[BEGIN INPUT DATA]
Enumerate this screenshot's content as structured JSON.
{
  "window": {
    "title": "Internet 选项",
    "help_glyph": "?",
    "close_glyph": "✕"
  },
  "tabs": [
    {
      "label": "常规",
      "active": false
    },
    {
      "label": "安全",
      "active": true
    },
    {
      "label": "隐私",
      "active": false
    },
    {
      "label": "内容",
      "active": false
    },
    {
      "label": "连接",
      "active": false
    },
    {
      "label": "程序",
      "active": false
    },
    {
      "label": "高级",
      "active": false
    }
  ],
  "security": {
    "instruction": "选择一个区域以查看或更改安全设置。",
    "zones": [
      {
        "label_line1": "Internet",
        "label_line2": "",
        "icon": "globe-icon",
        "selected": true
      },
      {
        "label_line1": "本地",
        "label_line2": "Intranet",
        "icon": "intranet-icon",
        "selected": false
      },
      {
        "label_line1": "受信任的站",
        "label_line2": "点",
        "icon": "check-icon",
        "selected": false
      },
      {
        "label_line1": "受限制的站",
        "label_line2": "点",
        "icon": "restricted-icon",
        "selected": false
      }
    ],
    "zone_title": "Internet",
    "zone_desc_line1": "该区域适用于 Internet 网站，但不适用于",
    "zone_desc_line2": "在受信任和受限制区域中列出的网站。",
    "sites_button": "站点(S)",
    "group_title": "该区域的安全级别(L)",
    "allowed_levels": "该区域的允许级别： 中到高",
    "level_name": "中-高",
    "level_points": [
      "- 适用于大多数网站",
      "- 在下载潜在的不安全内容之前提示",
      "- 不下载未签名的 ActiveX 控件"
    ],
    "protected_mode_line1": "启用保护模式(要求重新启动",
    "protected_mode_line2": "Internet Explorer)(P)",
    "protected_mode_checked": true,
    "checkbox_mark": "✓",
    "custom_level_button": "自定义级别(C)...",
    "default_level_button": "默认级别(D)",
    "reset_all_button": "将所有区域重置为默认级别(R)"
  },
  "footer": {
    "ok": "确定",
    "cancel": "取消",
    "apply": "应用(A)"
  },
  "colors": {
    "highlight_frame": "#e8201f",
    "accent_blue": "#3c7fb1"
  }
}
[END INPUT DATA]
▶ _REQUIREMENT_: Quote the data above in full, changing nothing.

▶ _OUTPUT OF THE EXERCISE_:
Enumerate this screenshot's content as structured JSON.
{
  "window": {
    "title": "Internet 选项",
    "help_glyph": "?",
    "close_glyph": "✕"
  },
  "tabs": [
    {
      "label": "常规",
      "active": false
    },
    {
      "label": "安全",
      "active": true
    },
    {
      "label": "隐私",
      "active": false
    },
    {
      "label": "内容",
      "active": false
    },
    {
      "label": "连接",
      "active": false
    },
    {
      "label": "程序",
      "active": false
    },
    {
      "label": "高级",
      "active": false
    }
  ],
  "security": {
    "instruction": "选择一个区域以查看或更改安全设置。",
    "zones": [
      {
        "label_line1": "Internet",
        "label_line2": "",
        "icon": "globe-icon",
        "selected": true
      },
      {
        "label_line1": "本地",
        "label_line2": "Intranet",
        "icon": "intranet-icon",
        "selected": false
      },
      {
        "label_line1": "受信任的站",
        "label_line2": "点",
        "icon": "check-icon",
        "selected": false
      },
      {
        "label_line1": "受限制的站",
        "label_line2": "点",
        "icon": "restricted-icon",
        "selected": false
      }
    ],
    "zone_title": "Internet",
    "zone_desc_line1": "该区域适用于 Internet 网站，但不适用于",
    "zone_desc_line2": "在受信任和受限制区域中列出的网站。",
    "sites_button": "站点(S)",
    "group_title": "该区域的安全级别(L)",
    "allowed_levels": "该区域的允许级别： 中到高",
    "level_name": "中-高",
    "level_points": [
      "- 适用于大多数网站",
      "- 在下载潜在的不安全内容之前提示",
      "- 不下载未签名的 ActiveX 控件"
    ],
    "protected_mode_line1": "启用保护模式(要求重新启动",
    "protected_mode_line2": "Internet Explorer)(P)",
    "protected_mode_checked": true,
    "checkbox_mark": "✓",
    "custom_level_button": "自定义级别(C)...",
    "default_level_button": "默认级别(D)",
    "reset_all_button": "将所有区域重置为默认级别(R)"
  },
  "footer": {
    "ok": "确定",
    "cancel": "取消",
    "apply": "应用(A)"
  },
  "colors": {
    "highlight_frame": "#e8201f",
    "accent_blue": "#3c7fb1"
  }
}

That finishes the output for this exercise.